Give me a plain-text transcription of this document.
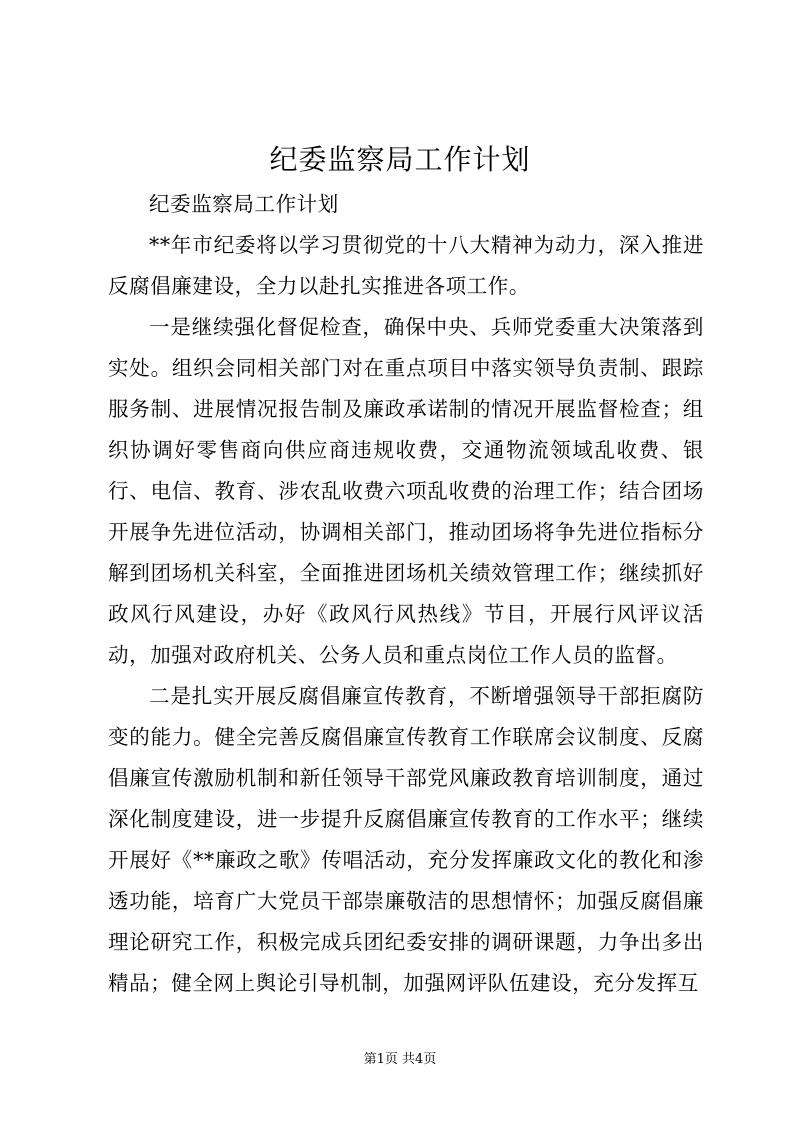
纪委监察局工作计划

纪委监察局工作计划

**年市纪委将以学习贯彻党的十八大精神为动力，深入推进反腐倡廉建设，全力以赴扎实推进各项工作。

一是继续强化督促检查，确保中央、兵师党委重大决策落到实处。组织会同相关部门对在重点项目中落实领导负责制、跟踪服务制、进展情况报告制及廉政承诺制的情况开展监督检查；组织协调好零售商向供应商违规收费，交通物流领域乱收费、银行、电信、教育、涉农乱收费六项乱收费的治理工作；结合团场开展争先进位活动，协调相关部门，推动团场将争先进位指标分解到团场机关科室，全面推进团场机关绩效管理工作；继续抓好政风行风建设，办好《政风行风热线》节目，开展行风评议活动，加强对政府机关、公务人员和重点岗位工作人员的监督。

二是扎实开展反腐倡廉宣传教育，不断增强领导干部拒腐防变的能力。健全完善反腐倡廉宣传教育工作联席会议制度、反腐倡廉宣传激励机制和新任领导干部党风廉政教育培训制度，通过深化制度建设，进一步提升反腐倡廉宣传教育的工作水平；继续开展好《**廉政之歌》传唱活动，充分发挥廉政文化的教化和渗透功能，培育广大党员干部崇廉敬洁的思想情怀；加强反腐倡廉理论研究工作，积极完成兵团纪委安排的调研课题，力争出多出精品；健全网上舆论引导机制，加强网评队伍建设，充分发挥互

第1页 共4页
---
→ **Short task**:
Set down the lines of the records above exactly, apart from the pictures.

→ **Complete answer**:
Give me a plain-text transcription of this document.
纪委监察局工作计划

纪委监察局工作计划

**年市纪委将以学习贯彻党的十八大精神为动力，深入推进反腐倡廉建设，全力以赴扎实推进各项工作。

一是继续强化督促检查，确保中央、兵师党委重大决策落到实处。组织会同相关部门对在重点项目中落实领导负责制、跟踪服务制、进展情况报告制及廉政承诺制的情况开展监督检查；组织协调好零售商向供应商违规收费，交通物流领域乱收费、银行、电信、教育、涉农乱收费六项乱收费的治理工作；结合团场开展争先进位活动，协调相关部门，推动团场将争先进位指标分解到团场机关科室，全面推进团场机关绩效管理工作；继续抓好政风行风建设，办好《政风行风热线》节目，开展行风评议活动，加强对政府机关、公务人员和重点岗位工作人员的监督。

二是扎实开展反腐倡廉宣传教育，不断增强领导干部拒腐防变的能力。健全完善反腐倡廉宣传教育工作联席会议制度、反腐倡廉宣传激励机制和新任领导干部党风廉政教育培训制度，通过深化制度建设，进一步提升反腐倡廉宣传教育的工作水平；继续开展好《**廉政之歌》传唱活动，充分发挥廉政文化的教化和渗透功能，培育广大党员干部崇廉敬洁的思想情怀；加强反腐倡廉理论研究工作，积极完成兵团纪委安排的调研课题，力争出多出精品；健全网上舆论引导机制，加强网评队伍建设，充分发挥互

第1页 共4页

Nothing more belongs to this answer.